--- Description of the task ---
Count how many lines include "Package" and answer with that number only.

::::::::::

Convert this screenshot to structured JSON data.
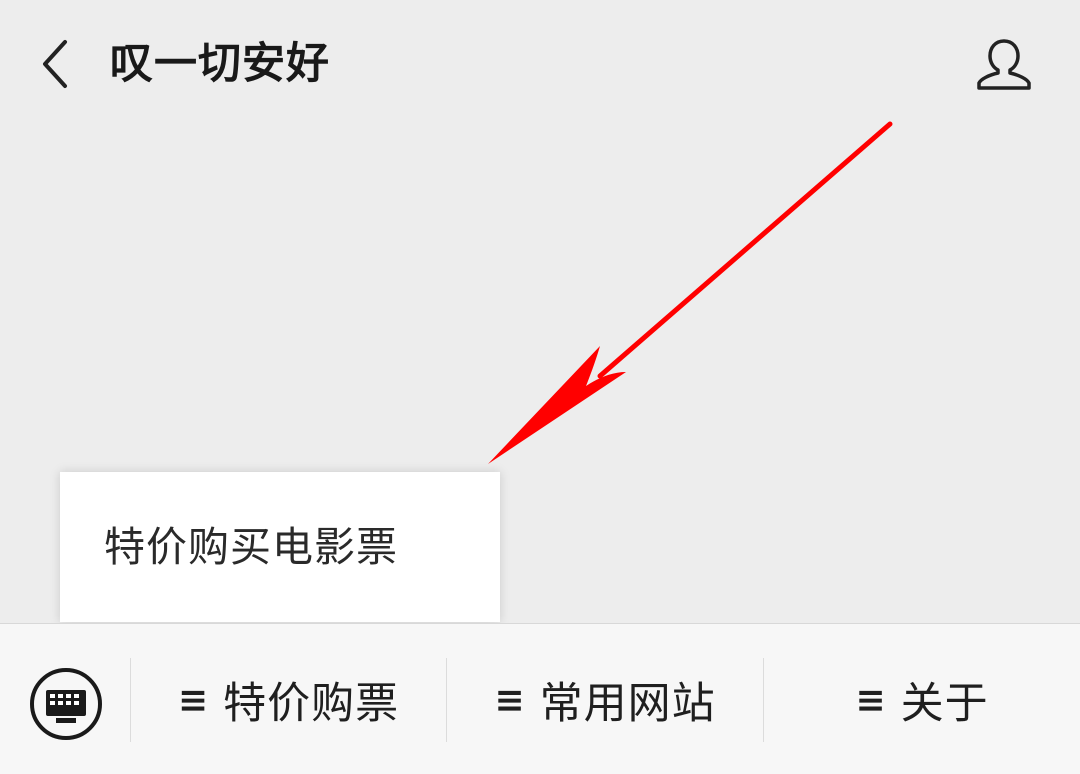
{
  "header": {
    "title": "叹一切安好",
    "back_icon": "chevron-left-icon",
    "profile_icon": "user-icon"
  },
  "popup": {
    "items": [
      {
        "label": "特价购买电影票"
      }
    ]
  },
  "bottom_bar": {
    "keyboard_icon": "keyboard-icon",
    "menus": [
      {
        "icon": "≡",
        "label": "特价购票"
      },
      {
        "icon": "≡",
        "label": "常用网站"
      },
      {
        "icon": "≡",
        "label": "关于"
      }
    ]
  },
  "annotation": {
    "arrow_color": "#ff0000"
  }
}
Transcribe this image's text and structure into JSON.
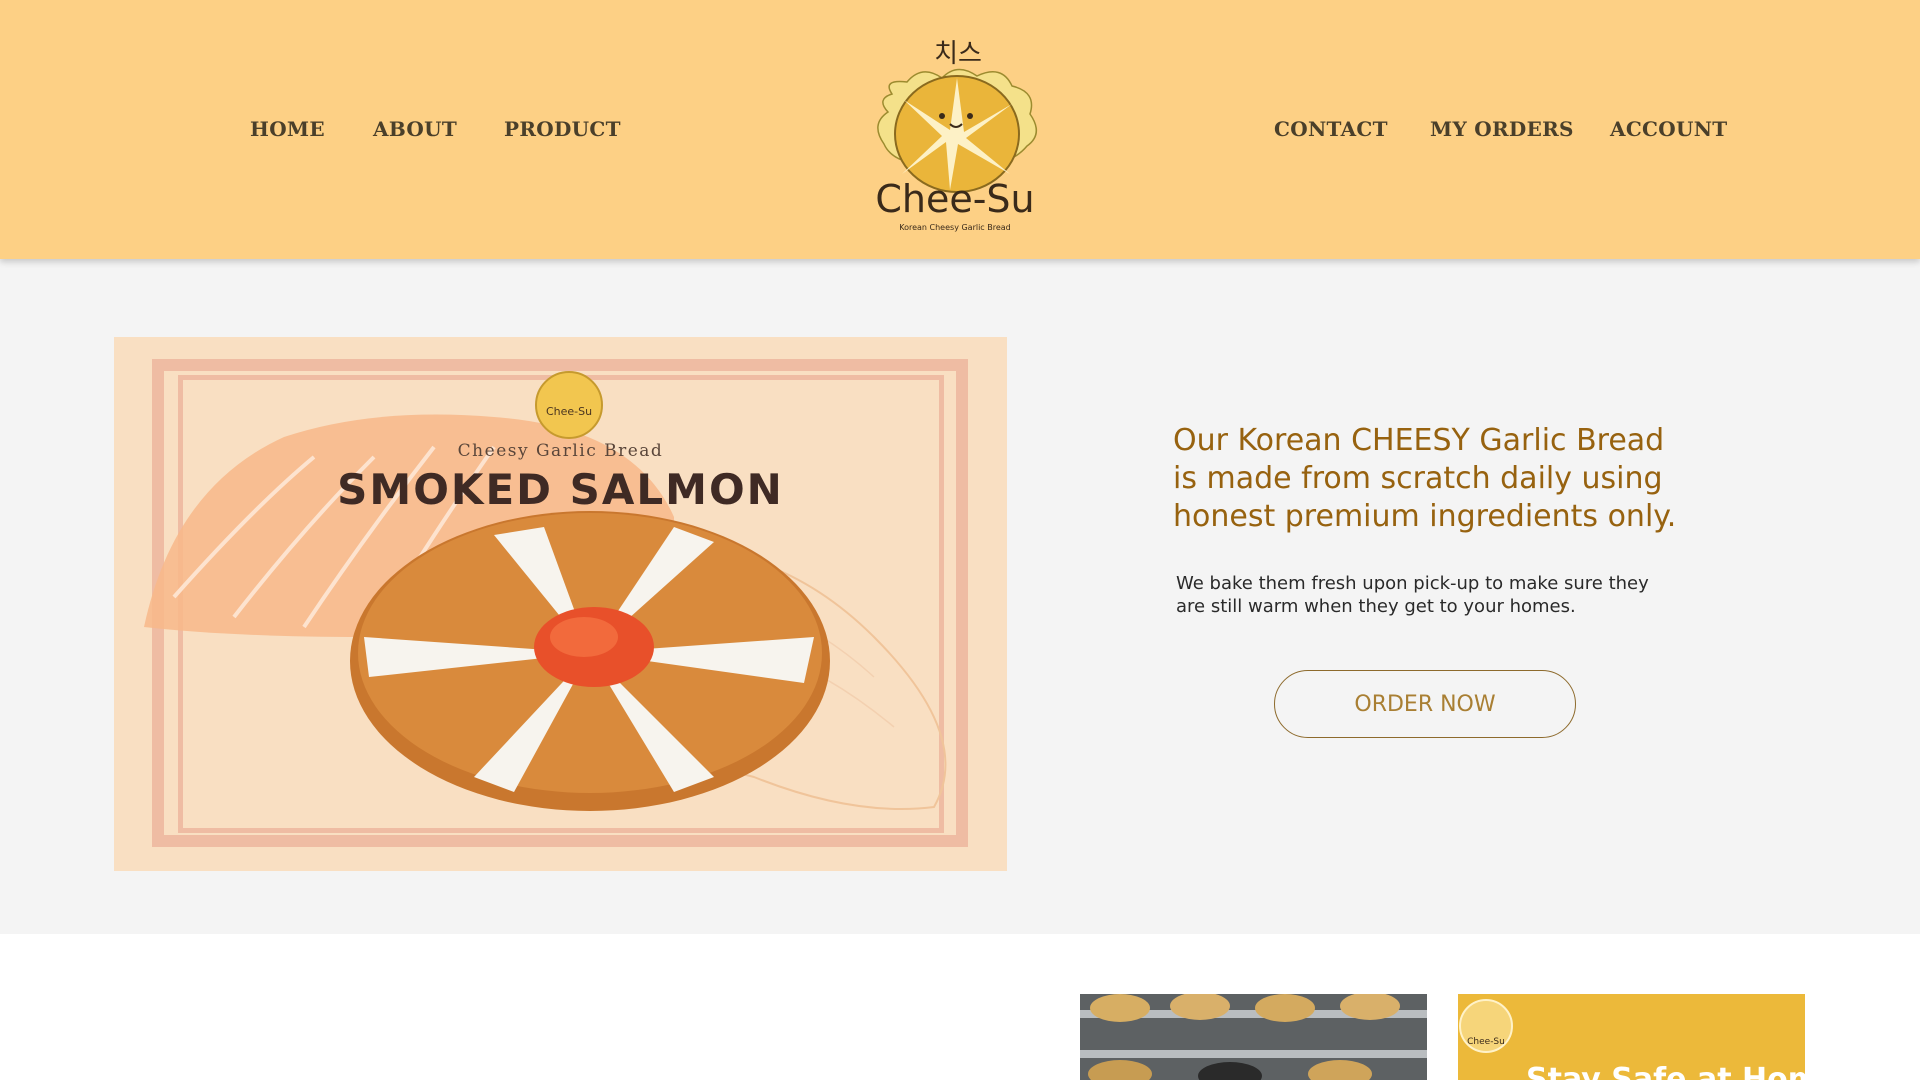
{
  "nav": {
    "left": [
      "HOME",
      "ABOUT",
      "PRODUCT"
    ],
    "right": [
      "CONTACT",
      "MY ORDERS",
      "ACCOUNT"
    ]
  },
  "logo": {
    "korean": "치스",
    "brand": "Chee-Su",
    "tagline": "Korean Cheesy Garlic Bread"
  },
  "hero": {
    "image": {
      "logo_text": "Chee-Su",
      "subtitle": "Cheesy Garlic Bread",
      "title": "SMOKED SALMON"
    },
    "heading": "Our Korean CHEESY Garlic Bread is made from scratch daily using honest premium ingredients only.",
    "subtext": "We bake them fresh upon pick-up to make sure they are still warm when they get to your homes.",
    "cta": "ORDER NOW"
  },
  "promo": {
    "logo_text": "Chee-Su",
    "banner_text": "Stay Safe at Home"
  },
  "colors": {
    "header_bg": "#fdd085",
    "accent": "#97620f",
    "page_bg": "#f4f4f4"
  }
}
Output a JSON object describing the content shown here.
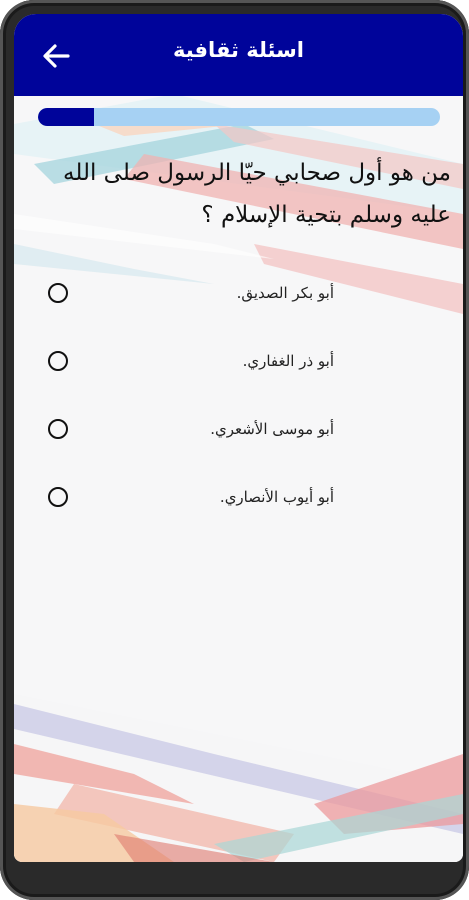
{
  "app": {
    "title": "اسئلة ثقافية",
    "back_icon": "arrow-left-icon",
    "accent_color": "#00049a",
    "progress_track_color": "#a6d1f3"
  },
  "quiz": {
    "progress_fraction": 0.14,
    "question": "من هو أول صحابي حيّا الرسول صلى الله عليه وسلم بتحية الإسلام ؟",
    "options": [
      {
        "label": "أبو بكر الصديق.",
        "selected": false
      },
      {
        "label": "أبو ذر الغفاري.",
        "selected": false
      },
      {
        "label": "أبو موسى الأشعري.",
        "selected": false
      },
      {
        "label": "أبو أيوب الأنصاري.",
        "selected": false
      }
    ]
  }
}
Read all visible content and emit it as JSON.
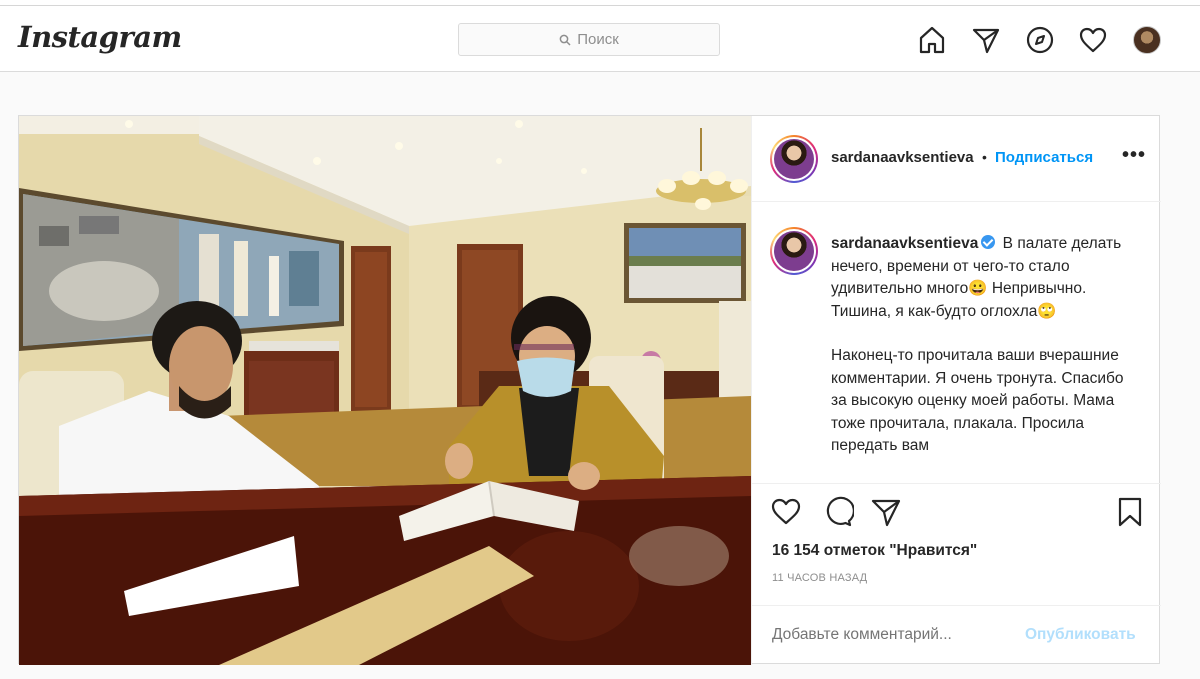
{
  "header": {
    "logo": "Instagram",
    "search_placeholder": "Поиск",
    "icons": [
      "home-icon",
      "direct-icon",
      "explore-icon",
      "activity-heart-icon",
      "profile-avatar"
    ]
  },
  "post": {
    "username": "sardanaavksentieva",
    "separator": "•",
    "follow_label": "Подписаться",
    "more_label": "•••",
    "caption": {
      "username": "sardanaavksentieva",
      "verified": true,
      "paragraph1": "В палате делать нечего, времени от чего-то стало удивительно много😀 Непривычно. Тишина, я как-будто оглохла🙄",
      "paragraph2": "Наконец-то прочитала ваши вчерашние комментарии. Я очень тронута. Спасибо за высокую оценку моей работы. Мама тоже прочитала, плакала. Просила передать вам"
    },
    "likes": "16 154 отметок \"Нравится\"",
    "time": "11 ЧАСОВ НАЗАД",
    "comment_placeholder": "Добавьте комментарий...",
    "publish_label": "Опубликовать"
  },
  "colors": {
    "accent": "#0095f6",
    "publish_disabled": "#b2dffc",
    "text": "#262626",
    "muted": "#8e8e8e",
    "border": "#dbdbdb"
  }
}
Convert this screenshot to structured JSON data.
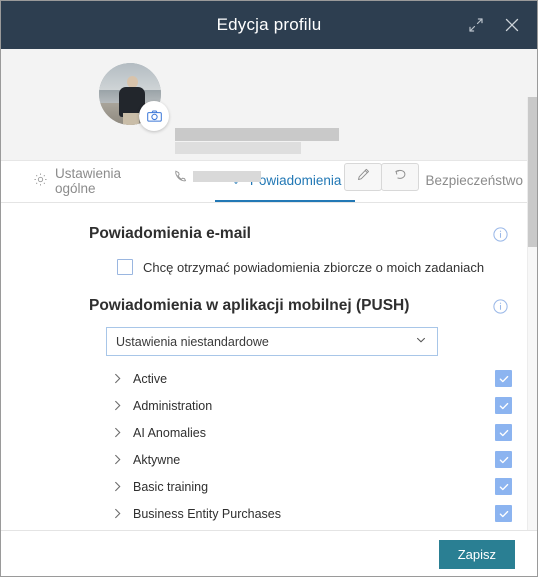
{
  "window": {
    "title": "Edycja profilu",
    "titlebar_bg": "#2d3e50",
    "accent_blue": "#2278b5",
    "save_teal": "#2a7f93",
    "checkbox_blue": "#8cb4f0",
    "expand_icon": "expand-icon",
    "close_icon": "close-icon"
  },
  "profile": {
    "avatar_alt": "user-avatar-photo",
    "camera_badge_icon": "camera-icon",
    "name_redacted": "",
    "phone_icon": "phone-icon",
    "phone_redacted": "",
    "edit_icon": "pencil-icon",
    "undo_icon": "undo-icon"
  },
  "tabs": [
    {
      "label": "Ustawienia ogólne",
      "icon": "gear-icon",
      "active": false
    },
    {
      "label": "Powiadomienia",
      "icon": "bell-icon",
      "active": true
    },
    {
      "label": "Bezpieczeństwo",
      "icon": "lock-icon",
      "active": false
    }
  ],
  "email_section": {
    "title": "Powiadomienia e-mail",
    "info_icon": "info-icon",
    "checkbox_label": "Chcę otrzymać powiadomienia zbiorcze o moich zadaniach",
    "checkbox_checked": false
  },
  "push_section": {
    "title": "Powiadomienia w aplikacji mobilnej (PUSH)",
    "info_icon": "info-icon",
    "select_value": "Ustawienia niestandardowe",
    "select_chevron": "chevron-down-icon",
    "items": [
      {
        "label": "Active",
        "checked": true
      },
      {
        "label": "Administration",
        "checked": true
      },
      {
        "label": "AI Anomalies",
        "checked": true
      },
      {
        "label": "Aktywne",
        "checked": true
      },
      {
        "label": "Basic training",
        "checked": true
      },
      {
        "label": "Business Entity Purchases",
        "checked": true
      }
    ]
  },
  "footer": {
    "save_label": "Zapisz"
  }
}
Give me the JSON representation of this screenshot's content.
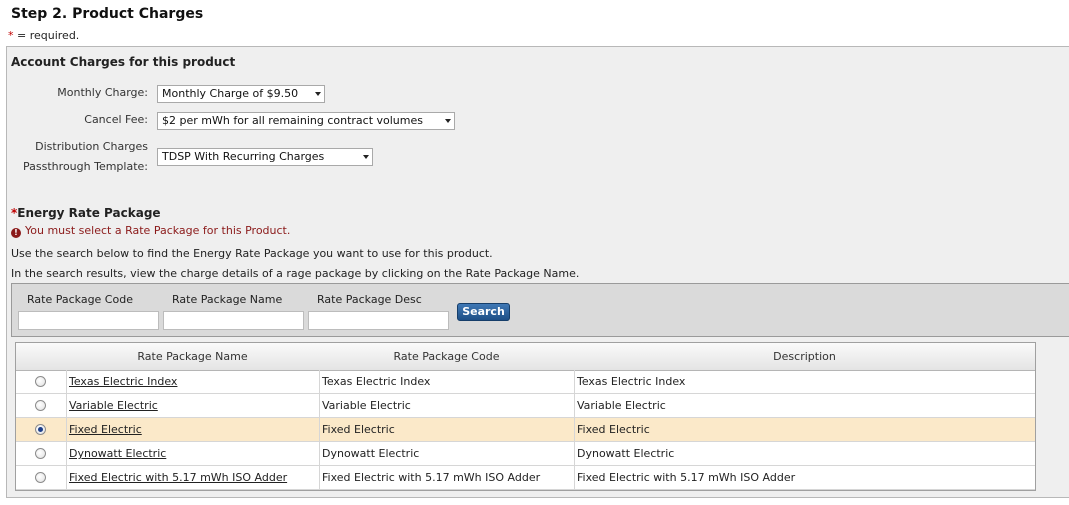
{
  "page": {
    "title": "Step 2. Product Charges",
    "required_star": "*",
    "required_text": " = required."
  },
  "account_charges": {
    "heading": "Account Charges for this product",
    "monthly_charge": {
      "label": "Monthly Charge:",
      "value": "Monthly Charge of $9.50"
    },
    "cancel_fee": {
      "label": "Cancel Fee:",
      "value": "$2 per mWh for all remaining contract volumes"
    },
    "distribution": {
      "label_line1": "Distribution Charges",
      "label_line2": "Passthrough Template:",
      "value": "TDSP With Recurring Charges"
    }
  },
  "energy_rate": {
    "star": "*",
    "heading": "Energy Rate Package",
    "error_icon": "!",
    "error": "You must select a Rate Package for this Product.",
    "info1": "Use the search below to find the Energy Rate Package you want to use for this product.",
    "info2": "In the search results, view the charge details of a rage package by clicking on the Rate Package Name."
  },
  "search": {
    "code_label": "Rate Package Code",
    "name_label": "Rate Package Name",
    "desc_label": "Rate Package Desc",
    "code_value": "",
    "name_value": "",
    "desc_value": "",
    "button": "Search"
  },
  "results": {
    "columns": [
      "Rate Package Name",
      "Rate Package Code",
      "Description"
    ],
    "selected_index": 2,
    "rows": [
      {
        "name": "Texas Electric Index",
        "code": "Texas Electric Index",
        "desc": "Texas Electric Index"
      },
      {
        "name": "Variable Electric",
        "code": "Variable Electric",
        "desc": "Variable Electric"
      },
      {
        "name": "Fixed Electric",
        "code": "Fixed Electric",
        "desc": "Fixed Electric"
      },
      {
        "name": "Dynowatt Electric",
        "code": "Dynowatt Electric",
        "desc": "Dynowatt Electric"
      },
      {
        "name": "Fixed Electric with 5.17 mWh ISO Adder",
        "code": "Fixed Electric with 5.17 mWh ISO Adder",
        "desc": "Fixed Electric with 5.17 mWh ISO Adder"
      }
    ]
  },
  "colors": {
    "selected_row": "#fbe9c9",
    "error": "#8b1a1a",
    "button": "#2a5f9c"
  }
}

::::::::::

--- Final answer ---
9